# What this task involves:
Copy every line of the records below where the word "Predicted" occurs.

Records about charts and figures
+===+
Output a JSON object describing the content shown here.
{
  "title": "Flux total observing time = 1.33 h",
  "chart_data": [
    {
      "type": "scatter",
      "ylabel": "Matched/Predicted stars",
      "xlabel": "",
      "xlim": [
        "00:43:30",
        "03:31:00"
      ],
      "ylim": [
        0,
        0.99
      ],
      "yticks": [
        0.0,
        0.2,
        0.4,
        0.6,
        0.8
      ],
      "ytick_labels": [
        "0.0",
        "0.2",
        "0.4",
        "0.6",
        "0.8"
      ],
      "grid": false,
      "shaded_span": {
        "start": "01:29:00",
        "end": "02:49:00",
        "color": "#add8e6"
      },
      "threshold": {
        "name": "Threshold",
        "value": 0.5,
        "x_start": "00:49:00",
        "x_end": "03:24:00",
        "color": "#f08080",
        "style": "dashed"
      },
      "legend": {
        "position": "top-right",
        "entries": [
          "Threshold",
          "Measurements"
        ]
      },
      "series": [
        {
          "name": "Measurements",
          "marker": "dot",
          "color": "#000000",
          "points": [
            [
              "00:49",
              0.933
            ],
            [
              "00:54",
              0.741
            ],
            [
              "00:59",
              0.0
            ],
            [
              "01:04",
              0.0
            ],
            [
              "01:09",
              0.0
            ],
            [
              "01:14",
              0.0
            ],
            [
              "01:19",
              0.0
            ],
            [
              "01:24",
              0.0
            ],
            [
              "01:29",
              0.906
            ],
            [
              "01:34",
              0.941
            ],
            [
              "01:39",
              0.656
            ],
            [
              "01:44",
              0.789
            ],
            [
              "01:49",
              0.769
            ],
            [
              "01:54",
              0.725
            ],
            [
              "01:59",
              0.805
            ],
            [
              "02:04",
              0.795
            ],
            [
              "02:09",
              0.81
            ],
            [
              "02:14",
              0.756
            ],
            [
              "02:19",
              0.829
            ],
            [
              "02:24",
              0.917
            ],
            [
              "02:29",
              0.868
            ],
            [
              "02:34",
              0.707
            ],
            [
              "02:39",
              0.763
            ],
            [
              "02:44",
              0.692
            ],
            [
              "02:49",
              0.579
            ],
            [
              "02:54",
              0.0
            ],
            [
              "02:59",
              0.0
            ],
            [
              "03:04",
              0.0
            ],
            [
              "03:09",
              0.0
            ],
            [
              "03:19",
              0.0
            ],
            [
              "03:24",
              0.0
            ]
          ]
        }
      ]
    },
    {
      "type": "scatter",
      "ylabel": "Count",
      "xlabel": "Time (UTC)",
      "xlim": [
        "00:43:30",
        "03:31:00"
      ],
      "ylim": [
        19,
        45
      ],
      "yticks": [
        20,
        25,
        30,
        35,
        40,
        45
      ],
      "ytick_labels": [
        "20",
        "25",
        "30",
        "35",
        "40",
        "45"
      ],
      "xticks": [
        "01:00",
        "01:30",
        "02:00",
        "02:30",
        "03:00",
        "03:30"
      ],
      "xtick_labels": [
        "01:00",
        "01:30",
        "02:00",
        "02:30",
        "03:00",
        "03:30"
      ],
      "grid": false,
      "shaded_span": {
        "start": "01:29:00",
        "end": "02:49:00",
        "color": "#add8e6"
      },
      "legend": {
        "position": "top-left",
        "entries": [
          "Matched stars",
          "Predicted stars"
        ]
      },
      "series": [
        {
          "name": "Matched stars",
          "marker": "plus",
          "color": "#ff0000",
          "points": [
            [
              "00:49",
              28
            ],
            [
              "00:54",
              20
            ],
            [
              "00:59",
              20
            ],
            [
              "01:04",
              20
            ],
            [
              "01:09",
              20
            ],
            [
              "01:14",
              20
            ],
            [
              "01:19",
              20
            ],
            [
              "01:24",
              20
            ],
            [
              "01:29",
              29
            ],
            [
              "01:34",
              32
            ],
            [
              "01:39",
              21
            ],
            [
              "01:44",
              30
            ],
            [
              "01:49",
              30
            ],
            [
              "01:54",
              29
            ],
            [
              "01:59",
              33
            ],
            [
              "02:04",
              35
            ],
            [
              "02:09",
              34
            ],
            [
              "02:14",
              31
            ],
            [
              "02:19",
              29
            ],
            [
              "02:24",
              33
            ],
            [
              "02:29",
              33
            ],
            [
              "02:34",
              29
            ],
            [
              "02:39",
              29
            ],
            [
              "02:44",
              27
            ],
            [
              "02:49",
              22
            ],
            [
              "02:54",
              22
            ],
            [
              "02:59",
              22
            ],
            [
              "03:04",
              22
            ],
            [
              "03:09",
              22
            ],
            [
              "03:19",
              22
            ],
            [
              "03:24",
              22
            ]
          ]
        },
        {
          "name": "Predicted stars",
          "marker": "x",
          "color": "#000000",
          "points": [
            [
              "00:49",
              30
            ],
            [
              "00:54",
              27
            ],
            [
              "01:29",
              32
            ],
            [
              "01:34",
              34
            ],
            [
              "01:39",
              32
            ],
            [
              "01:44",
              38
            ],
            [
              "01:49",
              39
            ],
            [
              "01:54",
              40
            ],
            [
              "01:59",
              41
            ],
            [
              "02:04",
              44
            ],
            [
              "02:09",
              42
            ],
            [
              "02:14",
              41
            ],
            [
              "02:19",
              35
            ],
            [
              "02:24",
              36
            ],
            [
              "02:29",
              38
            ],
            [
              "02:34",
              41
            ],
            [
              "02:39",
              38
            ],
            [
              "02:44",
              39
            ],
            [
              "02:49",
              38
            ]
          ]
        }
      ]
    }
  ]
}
+===+
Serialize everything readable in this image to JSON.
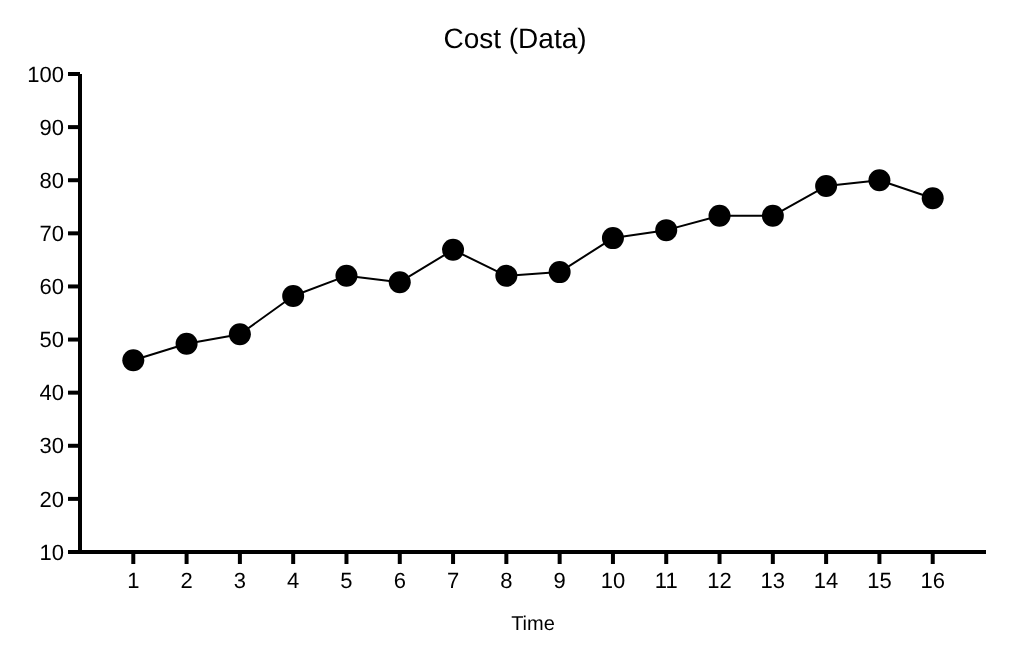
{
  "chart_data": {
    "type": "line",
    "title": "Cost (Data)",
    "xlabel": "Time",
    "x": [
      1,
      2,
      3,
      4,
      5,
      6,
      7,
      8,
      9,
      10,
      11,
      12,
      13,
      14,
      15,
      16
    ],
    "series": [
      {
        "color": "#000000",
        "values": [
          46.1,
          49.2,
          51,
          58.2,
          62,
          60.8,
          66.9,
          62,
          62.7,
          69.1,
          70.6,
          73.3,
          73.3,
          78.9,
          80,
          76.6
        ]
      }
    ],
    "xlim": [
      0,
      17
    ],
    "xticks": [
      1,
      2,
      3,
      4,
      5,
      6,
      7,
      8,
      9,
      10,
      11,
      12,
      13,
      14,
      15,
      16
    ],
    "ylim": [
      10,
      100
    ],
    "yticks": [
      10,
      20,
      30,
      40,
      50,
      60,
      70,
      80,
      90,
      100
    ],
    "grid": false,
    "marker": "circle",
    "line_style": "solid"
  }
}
+===+
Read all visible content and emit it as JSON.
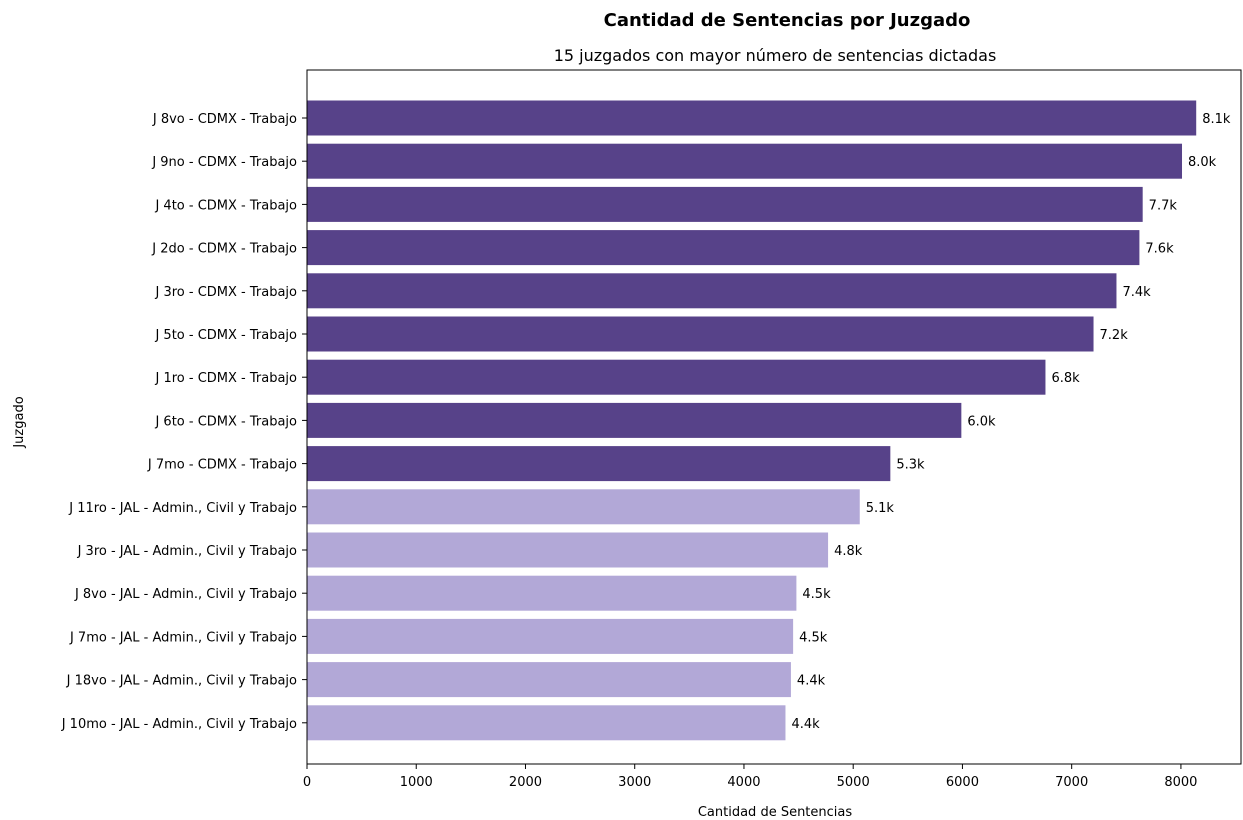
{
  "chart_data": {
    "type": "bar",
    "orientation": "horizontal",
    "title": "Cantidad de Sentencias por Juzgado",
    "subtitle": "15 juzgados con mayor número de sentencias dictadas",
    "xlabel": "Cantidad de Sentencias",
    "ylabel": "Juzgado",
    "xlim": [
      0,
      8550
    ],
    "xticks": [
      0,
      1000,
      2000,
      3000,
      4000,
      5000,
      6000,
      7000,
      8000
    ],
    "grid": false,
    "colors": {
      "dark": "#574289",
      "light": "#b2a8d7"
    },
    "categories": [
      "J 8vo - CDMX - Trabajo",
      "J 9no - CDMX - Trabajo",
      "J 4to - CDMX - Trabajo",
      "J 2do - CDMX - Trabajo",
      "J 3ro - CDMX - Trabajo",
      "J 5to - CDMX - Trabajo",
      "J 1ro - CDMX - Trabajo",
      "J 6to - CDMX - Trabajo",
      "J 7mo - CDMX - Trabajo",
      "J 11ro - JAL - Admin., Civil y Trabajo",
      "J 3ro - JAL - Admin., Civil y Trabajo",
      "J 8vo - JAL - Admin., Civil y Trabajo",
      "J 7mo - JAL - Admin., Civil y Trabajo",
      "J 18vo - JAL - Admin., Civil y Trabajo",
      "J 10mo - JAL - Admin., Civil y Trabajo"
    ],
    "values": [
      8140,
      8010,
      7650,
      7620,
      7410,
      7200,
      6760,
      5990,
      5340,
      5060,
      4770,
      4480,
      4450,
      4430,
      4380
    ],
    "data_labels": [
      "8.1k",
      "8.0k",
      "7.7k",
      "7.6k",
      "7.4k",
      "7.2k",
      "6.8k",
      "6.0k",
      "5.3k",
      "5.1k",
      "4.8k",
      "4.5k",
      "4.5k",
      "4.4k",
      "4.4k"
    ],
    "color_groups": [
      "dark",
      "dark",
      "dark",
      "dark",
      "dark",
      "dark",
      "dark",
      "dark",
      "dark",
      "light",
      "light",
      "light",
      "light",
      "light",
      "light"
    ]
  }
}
+===+
# Correct response:
      "ylabel": "Matched/Predicted stars",
          "Predicted stars"
          "name": "Predicted stars",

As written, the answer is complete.